Coordinate annotation data

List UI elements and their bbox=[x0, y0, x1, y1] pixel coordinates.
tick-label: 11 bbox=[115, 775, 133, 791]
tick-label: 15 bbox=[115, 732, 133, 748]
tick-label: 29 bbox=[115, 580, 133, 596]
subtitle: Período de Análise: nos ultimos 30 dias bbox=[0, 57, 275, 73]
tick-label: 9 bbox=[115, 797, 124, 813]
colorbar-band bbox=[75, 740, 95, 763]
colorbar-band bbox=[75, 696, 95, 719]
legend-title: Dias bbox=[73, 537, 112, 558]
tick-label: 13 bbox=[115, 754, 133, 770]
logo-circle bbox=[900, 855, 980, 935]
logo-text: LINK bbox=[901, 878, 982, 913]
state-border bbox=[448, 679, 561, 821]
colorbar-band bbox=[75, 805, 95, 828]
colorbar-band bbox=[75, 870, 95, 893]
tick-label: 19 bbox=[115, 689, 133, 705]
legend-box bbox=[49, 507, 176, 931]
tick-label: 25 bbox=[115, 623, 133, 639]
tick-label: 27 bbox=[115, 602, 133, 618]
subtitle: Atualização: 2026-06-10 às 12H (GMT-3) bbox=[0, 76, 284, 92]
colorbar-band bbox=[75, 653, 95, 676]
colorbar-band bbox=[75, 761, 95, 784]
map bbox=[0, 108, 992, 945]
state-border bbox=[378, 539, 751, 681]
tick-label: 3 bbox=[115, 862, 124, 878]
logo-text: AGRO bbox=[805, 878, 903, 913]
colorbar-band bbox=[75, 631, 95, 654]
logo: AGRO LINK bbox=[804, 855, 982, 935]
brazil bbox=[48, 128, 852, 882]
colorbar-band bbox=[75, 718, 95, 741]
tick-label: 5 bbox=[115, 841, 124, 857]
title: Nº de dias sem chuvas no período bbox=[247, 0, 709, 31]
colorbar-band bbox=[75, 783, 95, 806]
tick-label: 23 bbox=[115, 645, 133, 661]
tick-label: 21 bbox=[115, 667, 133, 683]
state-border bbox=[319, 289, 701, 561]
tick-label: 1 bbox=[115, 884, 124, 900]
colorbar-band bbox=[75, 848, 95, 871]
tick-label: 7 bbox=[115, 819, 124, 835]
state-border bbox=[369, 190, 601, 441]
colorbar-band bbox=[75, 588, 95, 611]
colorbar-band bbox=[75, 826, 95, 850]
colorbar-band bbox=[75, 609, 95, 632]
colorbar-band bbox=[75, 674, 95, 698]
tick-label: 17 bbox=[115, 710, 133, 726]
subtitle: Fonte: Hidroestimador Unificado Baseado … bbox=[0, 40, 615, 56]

Problem requirements: Write out the data above again, swapping every "colorbar-band" for "color-band" and keeping everything else the same.

In response:
List UI elements and their bbox=[x0, y0, x1, y1] pixel coordinates.
tick-label: 11 bbox=[115, 775, 133, 791]
tick-label: 15 bbox=[115, 732, 133, 748]
tick-label: 29 bbox=[115, 580, 133, 596]
subtitle: Período de Análise: nos ultimos 30 dias bbox=[0, 57, 275, 73]
tick-label: 9 bbox=[115, 797, 124, 813]
color-band bbox=[75, 740, 95, 763]
color-band bbox=[75, 696, 95, 719]
legend-title: Dias bbox=[73, 537, 112, 558]
tick-label: 13 bbox=[115, 754, 133, 770]
logo-circle bbox=[900, 855, 980, 935]
logo-text: LINK bbox=[901, 878, 982, 913]
state-border bbox=[448, 679, 561, 821]
color-band bbox=[75, 805, 95, 828]
color-band bbox=[75, 870, 95, 893]
tick-label: 19 bbox=[115, 689, 133, 705]
legend-box bbox=[49, 507, 176, 931]
tick-label: 25 bbox=[115, 623, 133, 639]
tick-label: 27 bbox=[115, 602, 133, 618]
subtitle: Atualização: 2026-06-10 às 12H (GMT-3) bbox=[0, 76, 284, 92]
color-band bbox=[75, 653, 95, 676]
color-band bbox=[75, 761, 95, 784]
map bbox=[0, 108, 992, 945]
state-border bbox=[378, 539, 751, 681]
tick-label: 3 bbox=[115, 862, 124, 878]
logo-text: AGRO bbox=[805, 878, 903, 913]
color-band bbox=[75, 631, 95, 654]
logo: AGRO LINK bbox=[804, 855, 982, 935]
brazil bbox=[48, 128, 852, 882]
color-band bbox=[75, 718, 95, 741]
tick-label: 5 bbox=[115, 841, 124, 857]
title: Nº de dias sem chuvas no período bbox=[247, 0, 709, 31]
color-band bbox=[75, 783, 95, 806]
tick-label: 23 bbox=[115, 645, 133, 661]
tick-label: 21 bbox=[115, 667, 133, 683]
state-border bbox=[319, 289, 701, 561]
tick-label: 1 bbox=[115, 884, 124, 900]
color-band bbox=[75, 848, 95, 871]
tick-label: 7 bbox=[115, 819, 124, 835]
state-border bbox=[369, 190, 601, 441]
color-band bbox=[75, 588, 95, 611]
color-band bbox=[75, 826, 95, 850]
color-band bbox=[75, 609, 95, 632]
color-band bbox=[75, 674, 95, 698]
tick-label: 17 bbox=[115, 710, 133, 726]
subtitle: Fonte: Hidroestimador Unificado Baseado … bbox=[0, 40, 615, 56]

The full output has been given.